Aim => Return every line of the material that contains the string "View", matching case exactly.

-*-*-

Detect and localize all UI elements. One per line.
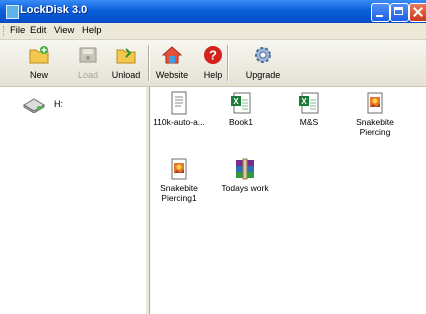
menu-grip	[3, 26, 7, 36]
file-name: 110k-auto-a...	[153, 117, 205, 127]
file-item[interactable]: Snakebite Piercing1	[150, 157, 208, 203]
disk-drive-icon	[23, 98, 45, 114]
app-icon	[6, 5, 19, 19]
unload-folder-icon	[116, 48, 136, 64]
load-label: Load	[77, 70, 99, 80]
file-name: Todays work	[221, 183, 269, 193]
unload-label: Unload	[111, 70, 141, 80]
lockdisk-window: LockDisk 3.0 File Edit View Help New Loa…	[0, 0, 426, 314]
text-document-icon	[167, 91, 191, 115]
new-folder-icon	[29, 46, 49, 64]
file-item[interactable]: X Book1	[212, 91, 270, 127]
upgrade-button[interactable]: Upgrade	[243, 44, 283, 84]
maximize-button[interactable]	[390, 3, 409, 22]
new-button[interactable]: New	[19, 44, 59, 84]
image-file-icon	[363, 91, 387, 115]
title-bar[interactable]: LockDisk 3.0	[0, 0, 426, 23]
website-label: Website	[155, 70, 189, 80]
file-item[interactable]: 110k-auto-a...	[150, 91, 208, 127]
rar-archive-icon	[233, 157, 257, 181]
file-list-pane: 110k-auto-a... X Book1 X M&S Snakebite P…	[150, 87, 426, 314]
unload-button[interactable]: Unload	[106, 44, 146, 84]
drive-item-h[interactable]: H:	[22, 97, 63, 115]
file-item[interactable]: Snakebite Piercing	[346, 91, 404, 137]
toolbar-separator-2	[227, 45, 229, 81]
file-item[interactable]: X M&S	[280, 91, 338, 127]
drive-label: H:	[54, 99, 63, 109]
upgrade-gear-icon	[255, 47, 271, 63]
new-label: New	[29, 70, 48, 80]
menu-view[interactable]: View	[54, 25, 74, 36]
upgrade-label: Upgrade	[245, 70, 281, 80]
file-name: Book1	[228, 117, 254, 127]
minimize-button[interactable]	[371, 3, 390, 22]
file-name: M&S	[299, 117, 319, 127]
toolbar: New Load Unload Website ? Help Upgrade	[0, 40, 426, 87]
website-button[interactable]: Website	[152, 44, 192, 84]
menu-bar: File Edit View Help	[0, 23, 426, 40]
help-question-icon: ?	[204, 46, 222, 64]
file-item[interactable]: Todays work	[216, 157, 274, 193]
excel-document-icon: X	[297, 91, 321, 115]
file-name: Snakebite Piercing1	[160, 183, 198, 203]
window-title: LockDisk 3.0	[20, 4, 88, 16]
drive-tree-pane: H:	[0, 87, 147, 314]
svg-text:X: X	[233, 97, 239, 106]
close-button[interactable]	[409, 3, 426, 22]
load-button[interactable]: Load	[68, 44, 108, 84]
toolbar-separator	[148, 45, 150, 81]
excel-document-icon: X	[229, 91, 253, 115]
menu-edit[interactable]: Edit	[30, 25, 46, 36]
file-name: Snakebite Piercing	[356, 117, 394, 137]
svg-text:X: X	[301, 97, 307, 106]
menu-file[interactable]: File	[10, 25, 25, 36]
menu-help[interactable]: Help	[82, 25, 102, 36]
svg-text:?: ?	[209, 48, 217, 63]
image-file-icon	[167, 157, 191, 181]
home-icon	[162, 46, 182, 64]
load-disk-icon	[79, 47, 97, 63]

-*-*-

Response for this exercise =>
lockdisk-window: LockDisk 3.0 File Edit View Help New Loa…	[0, 0, 426, 314]
menu-view[interactable]: View	[54, 25, 74, 36]
menu-bar: File Edit View Help	[0, 23, 426, 40]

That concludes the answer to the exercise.